AIM:
Rewrite the listing from its first line through the line containing "- salinity-low-patch: [940, 332, 1021, 353]", swapping "geostrophic-arrow" for "geostrophic-vector" wherever it occurs and leaving everything else unchanged.

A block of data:
----------

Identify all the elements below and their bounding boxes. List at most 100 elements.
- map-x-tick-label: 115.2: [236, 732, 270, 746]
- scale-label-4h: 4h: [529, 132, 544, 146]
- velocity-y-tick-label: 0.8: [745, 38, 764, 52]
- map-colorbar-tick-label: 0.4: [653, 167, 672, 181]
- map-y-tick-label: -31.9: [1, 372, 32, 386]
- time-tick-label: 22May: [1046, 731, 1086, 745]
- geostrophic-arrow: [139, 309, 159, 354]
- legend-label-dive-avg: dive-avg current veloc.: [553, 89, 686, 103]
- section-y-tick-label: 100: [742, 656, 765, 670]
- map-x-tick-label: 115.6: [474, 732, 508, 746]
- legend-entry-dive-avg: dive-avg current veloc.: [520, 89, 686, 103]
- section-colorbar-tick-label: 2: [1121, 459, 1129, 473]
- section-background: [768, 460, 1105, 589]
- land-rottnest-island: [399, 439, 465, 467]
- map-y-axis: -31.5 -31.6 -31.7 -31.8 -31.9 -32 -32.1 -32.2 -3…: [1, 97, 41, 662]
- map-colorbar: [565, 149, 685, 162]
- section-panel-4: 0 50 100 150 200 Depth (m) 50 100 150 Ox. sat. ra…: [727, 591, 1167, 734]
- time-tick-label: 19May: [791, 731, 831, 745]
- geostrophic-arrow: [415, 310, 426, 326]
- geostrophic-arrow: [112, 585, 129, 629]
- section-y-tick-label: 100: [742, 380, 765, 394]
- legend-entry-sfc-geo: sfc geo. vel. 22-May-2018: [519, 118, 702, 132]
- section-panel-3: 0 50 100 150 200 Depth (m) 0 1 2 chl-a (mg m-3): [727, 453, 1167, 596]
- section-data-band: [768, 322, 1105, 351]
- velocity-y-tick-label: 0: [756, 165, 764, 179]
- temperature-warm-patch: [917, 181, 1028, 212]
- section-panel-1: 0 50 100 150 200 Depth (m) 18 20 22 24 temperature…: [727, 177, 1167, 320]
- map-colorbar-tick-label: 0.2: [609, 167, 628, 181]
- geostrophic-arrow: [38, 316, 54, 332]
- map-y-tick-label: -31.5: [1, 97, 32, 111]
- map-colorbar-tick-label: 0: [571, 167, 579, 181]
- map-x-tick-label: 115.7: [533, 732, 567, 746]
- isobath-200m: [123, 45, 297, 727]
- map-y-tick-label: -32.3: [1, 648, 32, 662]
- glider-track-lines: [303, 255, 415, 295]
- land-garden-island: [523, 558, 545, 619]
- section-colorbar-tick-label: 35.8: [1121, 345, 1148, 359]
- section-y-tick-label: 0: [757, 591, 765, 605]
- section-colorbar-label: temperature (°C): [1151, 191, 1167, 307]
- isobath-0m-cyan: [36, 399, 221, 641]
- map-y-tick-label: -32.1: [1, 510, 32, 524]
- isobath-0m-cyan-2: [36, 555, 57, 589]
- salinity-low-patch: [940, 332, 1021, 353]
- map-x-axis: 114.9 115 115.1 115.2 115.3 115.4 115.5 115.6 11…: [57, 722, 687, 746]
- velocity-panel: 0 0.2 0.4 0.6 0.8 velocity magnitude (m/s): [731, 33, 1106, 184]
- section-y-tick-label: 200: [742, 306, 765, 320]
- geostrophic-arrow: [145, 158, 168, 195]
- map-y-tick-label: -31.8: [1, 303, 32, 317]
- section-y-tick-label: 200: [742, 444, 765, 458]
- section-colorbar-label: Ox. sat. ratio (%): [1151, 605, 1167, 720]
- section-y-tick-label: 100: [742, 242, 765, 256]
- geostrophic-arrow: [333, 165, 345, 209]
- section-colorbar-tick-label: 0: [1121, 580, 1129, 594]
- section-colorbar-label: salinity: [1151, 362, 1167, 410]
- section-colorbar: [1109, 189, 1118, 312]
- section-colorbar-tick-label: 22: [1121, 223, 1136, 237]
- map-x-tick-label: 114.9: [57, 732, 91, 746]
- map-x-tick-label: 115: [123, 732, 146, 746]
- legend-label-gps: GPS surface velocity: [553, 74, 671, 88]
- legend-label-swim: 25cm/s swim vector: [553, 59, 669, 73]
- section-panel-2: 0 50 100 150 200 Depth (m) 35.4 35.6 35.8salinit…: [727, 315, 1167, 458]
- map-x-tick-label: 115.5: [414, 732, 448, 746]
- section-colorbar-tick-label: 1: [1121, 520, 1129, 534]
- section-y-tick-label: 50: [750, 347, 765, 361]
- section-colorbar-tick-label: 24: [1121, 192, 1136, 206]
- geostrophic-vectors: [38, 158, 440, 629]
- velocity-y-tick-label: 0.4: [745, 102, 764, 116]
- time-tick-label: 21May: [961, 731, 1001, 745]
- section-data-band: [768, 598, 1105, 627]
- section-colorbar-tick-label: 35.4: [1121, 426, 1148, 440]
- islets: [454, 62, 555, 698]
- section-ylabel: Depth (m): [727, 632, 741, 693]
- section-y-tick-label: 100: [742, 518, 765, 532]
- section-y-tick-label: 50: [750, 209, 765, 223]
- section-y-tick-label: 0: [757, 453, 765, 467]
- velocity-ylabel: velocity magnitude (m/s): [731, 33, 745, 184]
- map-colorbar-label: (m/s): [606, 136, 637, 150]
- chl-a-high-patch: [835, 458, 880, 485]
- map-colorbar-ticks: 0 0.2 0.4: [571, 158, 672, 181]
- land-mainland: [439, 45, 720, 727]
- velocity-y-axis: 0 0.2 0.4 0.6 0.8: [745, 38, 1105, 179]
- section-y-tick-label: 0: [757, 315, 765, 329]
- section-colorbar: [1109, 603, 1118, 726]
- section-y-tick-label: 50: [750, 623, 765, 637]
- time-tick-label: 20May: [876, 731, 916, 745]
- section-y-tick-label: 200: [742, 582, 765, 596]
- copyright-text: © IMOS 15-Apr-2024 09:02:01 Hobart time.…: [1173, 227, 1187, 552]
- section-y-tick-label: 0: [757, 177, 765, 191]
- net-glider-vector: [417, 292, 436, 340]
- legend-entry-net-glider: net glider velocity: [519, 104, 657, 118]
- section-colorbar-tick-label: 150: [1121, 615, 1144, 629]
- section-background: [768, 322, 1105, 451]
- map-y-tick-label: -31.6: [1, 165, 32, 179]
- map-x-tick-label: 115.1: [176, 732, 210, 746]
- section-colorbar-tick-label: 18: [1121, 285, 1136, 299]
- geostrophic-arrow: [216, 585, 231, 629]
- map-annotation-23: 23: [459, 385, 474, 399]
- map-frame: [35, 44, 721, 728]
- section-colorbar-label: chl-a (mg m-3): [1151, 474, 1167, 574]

----------

ANSWER:
Identify all the elements below and their bounding boxes. List at most 100 elements.
- map-x-tick-label: 115.2: [236, 732, 270, 746]
- scale-label-4h: 4h: [529, 132, 544, 146]
- velocity-y-tick-label: 0.8: [745, 38, 764, 52]
- map-colorbar-tick-label: 0.4: [653, 167, 672, 181]
- map-y-tick-label: -31.9: [1, 372, 32, 386]
- time-tick-label: 22May: [1046, 731, 1086, 745]
- geostrophic-vector: [139, 309, 159, 354]
- legend-label-dive-avg: dive-avg current veloc.: [553, 89, 686, 103]
- section-y-tick-label: 100: [742, 656, 765, 670]
- map-x-tick-label: 115.6: [474, 732, 508, 746]
- legend-entry-dive-avg: dive-avg current veloc.: [520, 89, 686, 103]
- section-colorbar-tick-label: 2: [1121, 459, 1129, 473]
- section-background: [768, 460, 1105, 589]
- land-rottnest-island: [399, 439, 465, 467]
- map-y-axis: -31.5 -31.6 -31.7 -31.8 -31.9 -32 -32.1 -32.2 -3…: [1, 97, 41, 662]
- map-colorbar: [565, 149, 685, 162]
- section-panel-4: 0 50 100 150 200 Depth (m) 50 100 150 Ox. sat. ra…: [727, 591, 1167, 734]
- time-tick-label: 19May: [791, 731, 831, 745]
- geostrophic-vector: [415, 310, 426, 326]
- geostrophic-vector: [112, 585, 129, 629]
- section-y-tick-label: 100: [742, 380, 765, 394]
- legend-entry-sfc-geo: sfc geo. vel. 22-May-2018: [519, 118, 702, 132]
- section-panel-3: 0 50 100 150 200 Depth (m) 0 1 2 chl-a (mg m-3): [727, 453, 1167, 596]
- section-data-band: [768, 322, 1105, 351]
- velocity-y-tick-label: 0: [756, 165, 764, 179]
- temperature-warm-patch: [917, 181, 1028, 212]
- section-panel-1: 0 50 100 150 200 Depth (m) 18 20 22 24 temperature…: [727, 177, 1167, 320]
- map-colorbar-tick-label: 0.2: [609, 167, 628, 181]
- geostrophic-vector: [38, 316, 54, 332]
- map-y-tick-label: -31.5: [1, 97, 32, 111]
- map-colorbar-tick-label: 0: [571, 167, 579, 181]
- map-x-tick-label: 115.7: [533, 732, 567, 746]
- isobath-200m: [123, 45, 297, 727]
- map-y-tick-label: -32.3: [1, 648, 32, 662]
- glider-track-lines: [303, 255, 415, 295]
- land-garden-island: [523, 558, 545, 619]
- section-colorbar-tick-label: 35.8: [1121, 345, 1148, 359]
- section-y-tick-label: 0: [757, 591, 765, 605]
- section-colorbar-label: temperature (°C): [1151, 191, 1167, 307]
- isobath-0m-cyan: [36, 399, 221, 641]
- map-y-tick-label: -32.1: [1, 510, 32, 524]
- isobath-0m-cyan-2: [36, 555, 57, 589]
- salinity-low-patch: [940, 332, 1021, 353]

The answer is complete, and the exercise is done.